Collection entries

*-*-*

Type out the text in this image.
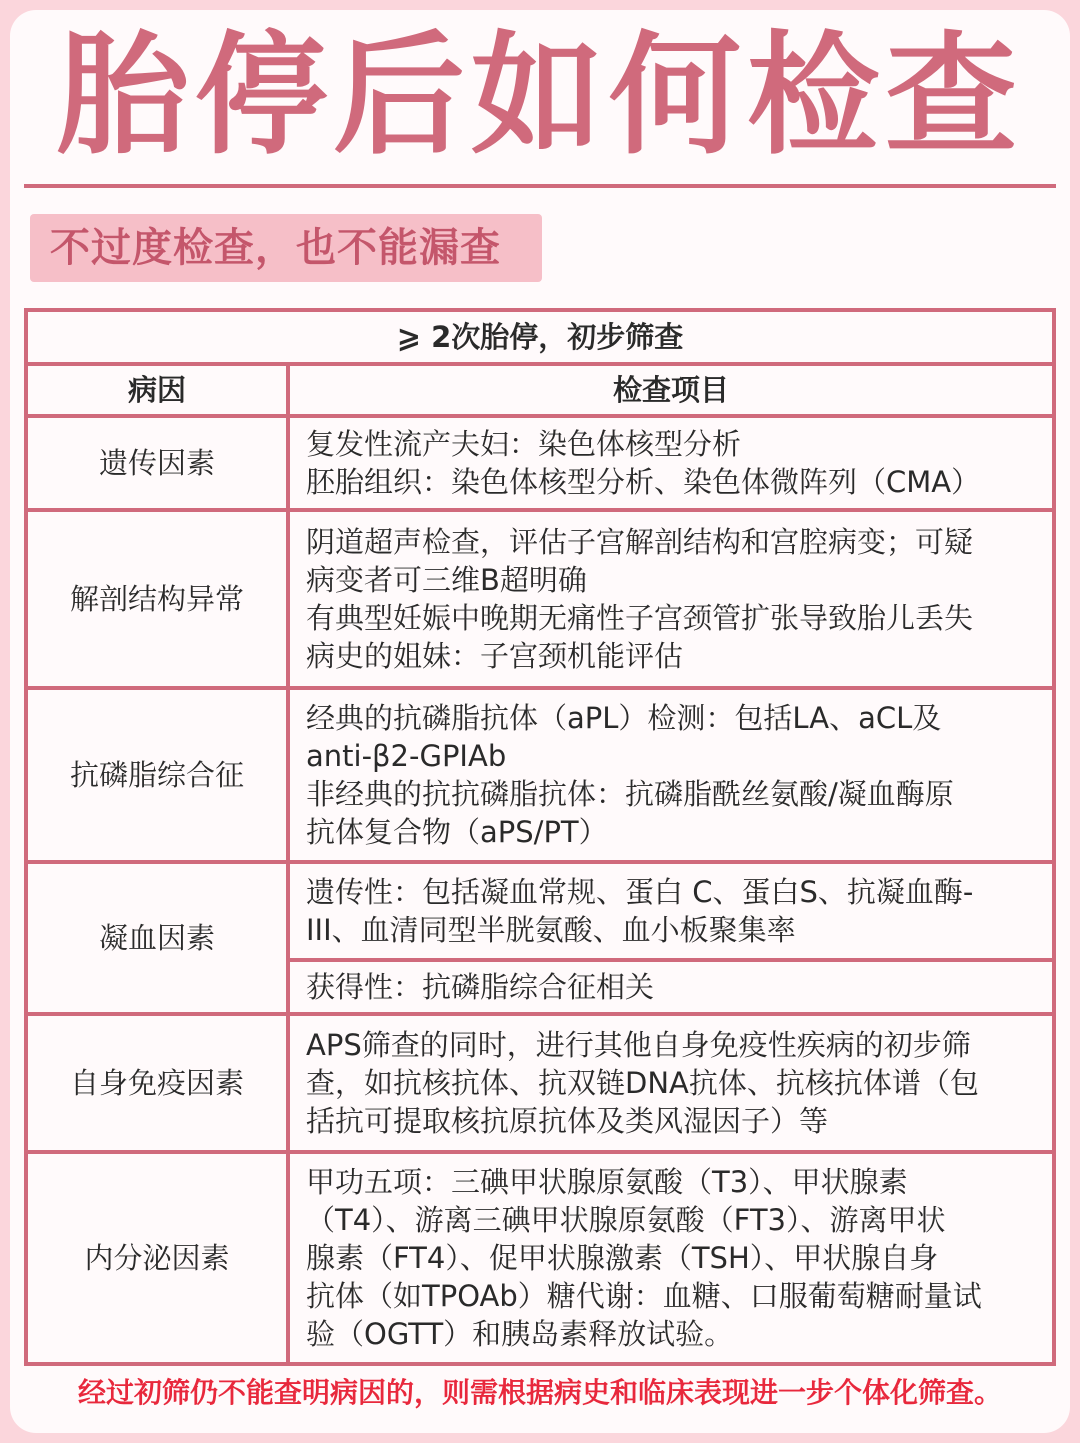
胎停后如何检查
不过度检查，也不能漏查
⩾ 2次胎停，初步筛查	
病因	检查项目
遗传因素	复发性流产夫妇：染色体核型分析
胚胎组织：染色体核型分析、染色体微阵列（CMA）

解剖结构异常	阴道超声检查，评估子宫解剖结构和宫腔病变；可疑
病变者可三维B超明确
有典型妊娠中晚期无痛性子宫颈管扩张导致胎儿丢失
病史的姐妹：子宫颈机能评估

抗磷脂综合征	经典的抗磷脂抗体（aPL）检测：包括LA、aCL及
anti-β2-GPⅠAb
非经典的抗抗磷脂抗体：抗磷脂酰丝氨酸/凝血酶原
抗体复合物（aPS/PT）

凝血因素	遗传性：包括凝血常规、蛋白 C、蛋白S、抗凝血酶-
III、血清同型半胱氨酸、血小板聚集率

	获得性：抗磷脂综合征相关

自身免疫因素	APS筛查的同时，进行其他自身免疫性疾病的初步筛
查，如抗核抗体、抗双链DNA抗体、抗核抗体谱（包
括抗可提取核抗原抗体及类风湿因子）等

内分泌因素	甲功五项：三碘甲状腺原氨酸（T3）、甲状腺素
（T4）、游离三碘甲状腺原氨酸（FT3）、游离甲状
腺素（FT4）、促甲状腺激素（TSH）、甲状腺自身
抗体（如TPOAb）糖代谢：血糖、口服葡萄糖耐量试
验（OGTT）和胰岛素释放试验。
经过初筛仍不能查明病因的，则需根据病史和临床表现进一步个体化筛查。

*-*-*

Exercise aim: Collect the lines of the records that include the string "染色体核型分析".

Exercise answer:
遗传因素	复发性流产夫妇：染色体核型分析
胚胎组织：染色体核型分析、染色体微阵列（CMA）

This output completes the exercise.